New Photoredox Reactions Enabled By Unique Applications Of Base Metal Catalysis

Abstract

New synthetic technologies, particularly those that employ abundant reagents to execute challenging transformations, have the capacity to dramatically impact research efforts across both academic and industrial settings. In particular, light-driven radical generation via photoredox catalysis has emerged as a powerful approach for engaging bench-stable feedstock chemicals as versatile reagents for synthesis. This approach can also be enhanced through a synergistic merger with transition metal cross-coupling steps, termed metallaphotoredox catalysis, to rapidly generate various pharmaceutically-relevant small molecule products. To further accelerate drug discovery efforts, new mechanistic principles and elementary steps applicable to metallaphotoredox catalysis must be discovered, as these unique approaches may be critical for enabling novel, advantageous and historically elusive reactions to occur.This thesis describes four separate photoredox or metallaphotoredox platforms which can address outstanding challenges in synthesis, particularly those relevant to medicinal chemistry, by exploiting the unique elementary steps performed by base metal catalysts. Chapter 2 describes the discovery of a copper metallaphotoredox alternative to SN2-type N-alkylation between N- heterocyclic nucleophiles and alkyl halides, achieved by radical formation via silyl radical activation and C–N reductive elimination from Cu(III) intermediates. The third chapter describes a near-UV, copper-LMCT approach to the previously elusive catalytic decarboxylation of (hetero)aryl acids, enabling the unified development of halogenation and borylation reactions as well as one-pot decarboxylative cross-coupling protocols. The fourth chapter describes ongoing efforts to exploit a novel metallaphotoredox step, manganese-catalyzed hydrogen atom transfer to unactivated olefins, for triple catalytic olefin-acid cross-coupling (i.e. decarboxylative hydroalkylation) via nickel-catalyzed radical sorting and homolytic substitution-based bond-forming pathways. Lastly, the final chapter details advances in the photoredox generation and catalytic applications of metal carbenes furnished from benign aldehyde, acid and alcohol feedstocks, enabled by inducing iron porphyrin intermediates to undergo a-elimination with non- conventional leaving groups under single-electron activation.

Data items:
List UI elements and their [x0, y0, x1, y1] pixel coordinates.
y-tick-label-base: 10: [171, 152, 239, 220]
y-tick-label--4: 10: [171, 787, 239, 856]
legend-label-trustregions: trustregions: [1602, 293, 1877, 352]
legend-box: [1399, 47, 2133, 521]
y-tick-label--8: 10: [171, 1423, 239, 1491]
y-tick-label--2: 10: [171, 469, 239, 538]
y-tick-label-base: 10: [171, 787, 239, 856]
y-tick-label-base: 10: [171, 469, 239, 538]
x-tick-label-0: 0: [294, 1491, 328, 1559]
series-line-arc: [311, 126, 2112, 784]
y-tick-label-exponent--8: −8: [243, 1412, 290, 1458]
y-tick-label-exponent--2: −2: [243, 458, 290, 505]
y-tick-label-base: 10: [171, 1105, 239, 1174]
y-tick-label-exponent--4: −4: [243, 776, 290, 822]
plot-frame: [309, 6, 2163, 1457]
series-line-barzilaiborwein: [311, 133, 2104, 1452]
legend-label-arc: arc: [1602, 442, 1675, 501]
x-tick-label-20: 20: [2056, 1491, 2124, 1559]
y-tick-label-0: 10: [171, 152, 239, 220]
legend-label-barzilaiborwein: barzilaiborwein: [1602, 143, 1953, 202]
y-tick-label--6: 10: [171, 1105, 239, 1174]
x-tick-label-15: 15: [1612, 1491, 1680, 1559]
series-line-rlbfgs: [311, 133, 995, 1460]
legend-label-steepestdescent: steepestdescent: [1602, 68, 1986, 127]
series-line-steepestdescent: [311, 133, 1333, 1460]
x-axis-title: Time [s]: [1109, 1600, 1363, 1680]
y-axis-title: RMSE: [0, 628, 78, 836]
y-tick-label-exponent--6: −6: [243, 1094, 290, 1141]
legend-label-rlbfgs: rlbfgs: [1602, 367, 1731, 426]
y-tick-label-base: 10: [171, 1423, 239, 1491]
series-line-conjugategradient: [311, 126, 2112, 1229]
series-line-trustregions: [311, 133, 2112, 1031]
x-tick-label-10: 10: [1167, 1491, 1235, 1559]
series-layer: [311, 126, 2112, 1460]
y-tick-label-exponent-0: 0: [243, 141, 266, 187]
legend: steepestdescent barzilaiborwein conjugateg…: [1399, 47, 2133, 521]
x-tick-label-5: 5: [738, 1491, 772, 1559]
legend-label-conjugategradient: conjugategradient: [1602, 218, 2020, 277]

[INSTRUCTIONS FOR THE TASK]
Can you reproduce the entire abstract on photoredox reactions and base metal catalysis, word for word?

[SOLUTION TO THIS TASK]
New Photoredox Reactions Enabled By Unique Applications Of Base Metal Catalysis

Abstract

New synthetic technologies, particularly those that employ abundant reagents to execute challenging transformations, have the capacity to dramatically impact research efforts across both academic and industrial settings. In particular, light-driven radical generation via photoredox catalysis has emerged as a powerful approach for engaging bench-stable feedstock chemicals as versatile reagents for synthesis. This approach can also be enhanced through a synergistic merger with transition metal cross-coupling steps, termed metallaphotoredox catalysis, to rapidly generate various pharmaceutically-relevant small molecule products. To further accelerate drug discovery efforts, new mechanistic principles and elementary steps applicable to metallaphotoredox catalysis must be discovered, as these unique approaches may be critical for enabling novel, advantageous and historically elusive reactions to occur.This thesis describes four separate photoredox or metallaphotoredox platforms which can address outstanding challenges in synthesis, particularly those relevant to medicinal chemistry, by exploiting the unique elementary steps performed by base metal catalysts. Chapter 2 describes the discovery of a copper metallaphotoredox alternative to SN2-type N-alkylation between N- heterocyclic nucleophiles and alkyl halides, achieved by radical formation via silyl radical activation and C–N reductive elimination from Cu(III) intermediates. The third chapter describes a near-UV, copper-LMCT approach to the previously elusive catalytic decarboxylation of (hetero)aryl acids, enabling the unified development of halogenation and borylation reactions as well as one-pot decarboxylative cross-coupling protocols. The fourth chapter describes ongoing efforts to exploit a novel metallaphotoredox step, manganese-catalyzed hydrogen atom transfer to unactivated olefins, for triple catalytic olefin-acid cross-coupling (i.e. decarboxylative hydroalkylation) via nickel-catalyzed radical sorting and homolytic substitution-based bond-forming pathways. Lastly, the final chapter details advances in the photoredox generation and catalytic applications of metal carbenes furnished from benign aldehyde, acid and alcohol feedstocks, enabled by inducing iron porphyrin intermediates to undergo a-elimination with non- conventional leaving groups under single-electron activation.